# [STATED GOAL]
Count every line of the material that holds the string "Papertrans". Respond with the total only.

# [DATASET ENTRIES]
________________

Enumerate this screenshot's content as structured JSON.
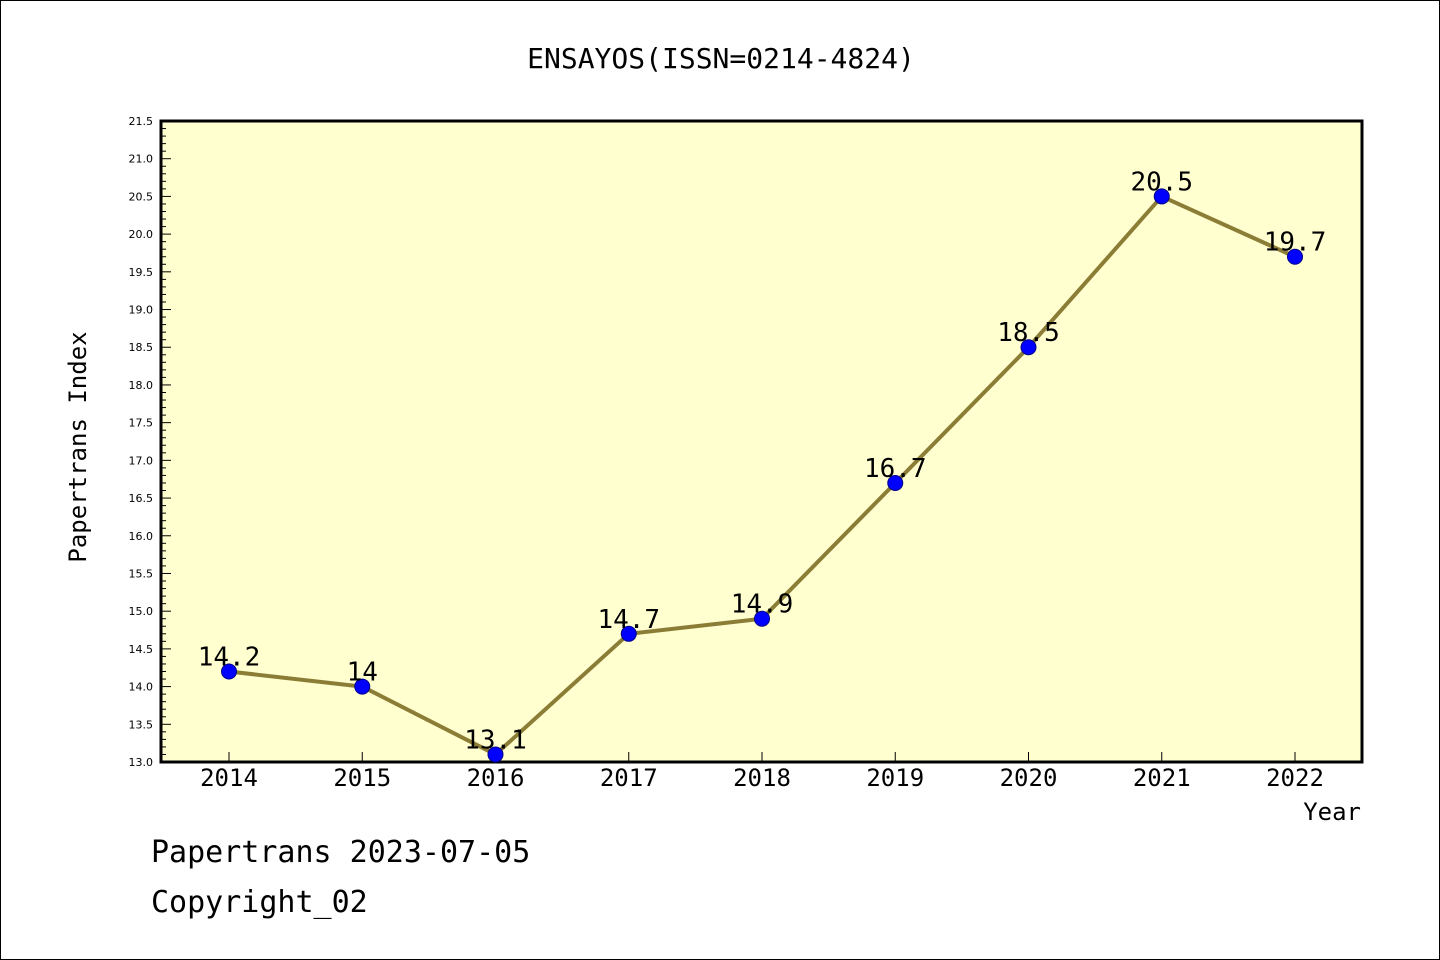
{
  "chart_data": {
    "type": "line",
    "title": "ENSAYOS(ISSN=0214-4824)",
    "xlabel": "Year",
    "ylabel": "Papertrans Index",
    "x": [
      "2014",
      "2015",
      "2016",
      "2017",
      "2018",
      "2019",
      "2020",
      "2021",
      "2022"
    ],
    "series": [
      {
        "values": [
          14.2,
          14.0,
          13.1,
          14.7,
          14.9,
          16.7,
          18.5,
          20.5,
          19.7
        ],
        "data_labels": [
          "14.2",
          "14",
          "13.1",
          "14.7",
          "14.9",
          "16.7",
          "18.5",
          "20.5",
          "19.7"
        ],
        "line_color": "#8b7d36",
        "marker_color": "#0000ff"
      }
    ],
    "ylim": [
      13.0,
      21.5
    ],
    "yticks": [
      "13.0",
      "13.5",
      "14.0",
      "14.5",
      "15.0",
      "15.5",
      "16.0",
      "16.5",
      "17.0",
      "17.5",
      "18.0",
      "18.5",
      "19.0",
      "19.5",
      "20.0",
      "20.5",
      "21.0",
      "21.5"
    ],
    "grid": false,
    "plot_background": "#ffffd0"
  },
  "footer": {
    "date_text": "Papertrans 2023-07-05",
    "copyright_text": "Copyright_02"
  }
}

________________

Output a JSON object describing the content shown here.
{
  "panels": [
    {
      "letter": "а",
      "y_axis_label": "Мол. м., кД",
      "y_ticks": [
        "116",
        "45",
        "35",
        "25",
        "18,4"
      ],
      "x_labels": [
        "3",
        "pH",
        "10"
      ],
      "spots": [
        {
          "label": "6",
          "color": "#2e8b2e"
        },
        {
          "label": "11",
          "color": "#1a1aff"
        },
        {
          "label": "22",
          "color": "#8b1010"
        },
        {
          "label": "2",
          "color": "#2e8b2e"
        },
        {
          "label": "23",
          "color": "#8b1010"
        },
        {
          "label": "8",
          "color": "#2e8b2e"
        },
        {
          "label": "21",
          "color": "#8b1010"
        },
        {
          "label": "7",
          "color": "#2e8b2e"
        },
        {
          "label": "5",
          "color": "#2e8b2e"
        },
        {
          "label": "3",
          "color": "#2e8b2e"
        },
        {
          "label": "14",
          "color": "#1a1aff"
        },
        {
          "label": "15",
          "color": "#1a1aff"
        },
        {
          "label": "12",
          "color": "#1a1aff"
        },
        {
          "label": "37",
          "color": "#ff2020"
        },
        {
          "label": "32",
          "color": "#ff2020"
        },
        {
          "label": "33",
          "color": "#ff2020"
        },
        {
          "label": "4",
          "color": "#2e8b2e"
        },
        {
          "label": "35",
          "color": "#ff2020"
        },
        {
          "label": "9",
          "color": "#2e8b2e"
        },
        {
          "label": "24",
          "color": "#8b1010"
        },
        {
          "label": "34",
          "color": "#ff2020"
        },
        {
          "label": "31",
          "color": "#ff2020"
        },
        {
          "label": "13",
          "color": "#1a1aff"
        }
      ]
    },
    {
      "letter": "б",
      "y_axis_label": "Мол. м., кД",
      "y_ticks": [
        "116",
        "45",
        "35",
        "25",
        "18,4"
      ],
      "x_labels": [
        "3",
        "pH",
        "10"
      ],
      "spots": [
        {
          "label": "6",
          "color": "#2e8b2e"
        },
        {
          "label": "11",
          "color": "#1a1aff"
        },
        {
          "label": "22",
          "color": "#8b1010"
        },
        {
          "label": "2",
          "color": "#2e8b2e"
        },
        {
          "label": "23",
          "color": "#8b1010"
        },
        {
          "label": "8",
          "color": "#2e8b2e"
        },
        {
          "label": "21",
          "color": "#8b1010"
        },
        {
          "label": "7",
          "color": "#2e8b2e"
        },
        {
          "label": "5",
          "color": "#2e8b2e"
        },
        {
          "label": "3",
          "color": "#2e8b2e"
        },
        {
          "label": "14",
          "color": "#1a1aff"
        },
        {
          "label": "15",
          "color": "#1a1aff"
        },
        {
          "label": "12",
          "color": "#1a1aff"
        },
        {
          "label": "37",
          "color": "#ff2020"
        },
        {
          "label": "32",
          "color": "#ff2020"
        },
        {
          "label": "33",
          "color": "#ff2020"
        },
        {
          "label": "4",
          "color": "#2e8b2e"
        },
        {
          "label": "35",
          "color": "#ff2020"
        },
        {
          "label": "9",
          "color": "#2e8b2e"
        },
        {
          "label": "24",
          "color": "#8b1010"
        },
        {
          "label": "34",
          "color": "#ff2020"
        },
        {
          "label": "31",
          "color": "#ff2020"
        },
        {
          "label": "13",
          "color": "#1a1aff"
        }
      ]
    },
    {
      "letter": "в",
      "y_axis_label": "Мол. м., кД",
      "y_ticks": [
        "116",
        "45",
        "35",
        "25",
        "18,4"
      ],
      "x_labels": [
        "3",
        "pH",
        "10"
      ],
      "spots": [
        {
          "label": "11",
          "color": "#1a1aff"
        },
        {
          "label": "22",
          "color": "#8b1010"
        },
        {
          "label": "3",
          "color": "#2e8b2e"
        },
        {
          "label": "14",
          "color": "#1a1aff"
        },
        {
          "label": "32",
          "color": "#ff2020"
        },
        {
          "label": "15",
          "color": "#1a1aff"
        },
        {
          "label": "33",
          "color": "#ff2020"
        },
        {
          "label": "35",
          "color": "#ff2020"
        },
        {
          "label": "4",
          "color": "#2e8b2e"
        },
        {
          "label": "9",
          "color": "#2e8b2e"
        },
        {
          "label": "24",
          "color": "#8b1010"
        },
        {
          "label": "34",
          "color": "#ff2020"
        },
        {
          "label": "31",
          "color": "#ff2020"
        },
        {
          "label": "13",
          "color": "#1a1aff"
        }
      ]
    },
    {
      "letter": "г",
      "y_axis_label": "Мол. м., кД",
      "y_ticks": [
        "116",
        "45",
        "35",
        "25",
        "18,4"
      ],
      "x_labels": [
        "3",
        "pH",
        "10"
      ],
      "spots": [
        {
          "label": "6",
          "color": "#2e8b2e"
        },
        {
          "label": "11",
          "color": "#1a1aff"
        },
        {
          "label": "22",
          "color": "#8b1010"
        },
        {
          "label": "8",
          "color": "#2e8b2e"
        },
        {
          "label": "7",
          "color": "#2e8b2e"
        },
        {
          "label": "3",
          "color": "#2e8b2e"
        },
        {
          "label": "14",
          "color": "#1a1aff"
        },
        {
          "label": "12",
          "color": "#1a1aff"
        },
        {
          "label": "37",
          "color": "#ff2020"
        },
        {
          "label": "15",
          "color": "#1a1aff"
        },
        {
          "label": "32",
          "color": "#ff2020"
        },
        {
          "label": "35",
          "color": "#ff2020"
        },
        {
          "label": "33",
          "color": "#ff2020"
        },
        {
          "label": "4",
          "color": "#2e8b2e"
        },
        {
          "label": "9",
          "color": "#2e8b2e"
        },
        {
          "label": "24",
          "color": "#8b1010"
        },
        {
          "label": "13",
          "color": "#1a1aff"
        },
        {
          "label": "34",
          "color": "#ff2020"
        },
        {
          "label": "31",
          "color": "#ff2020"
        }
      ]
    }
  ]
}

________________

# [COMPLETED EXERCISE]
2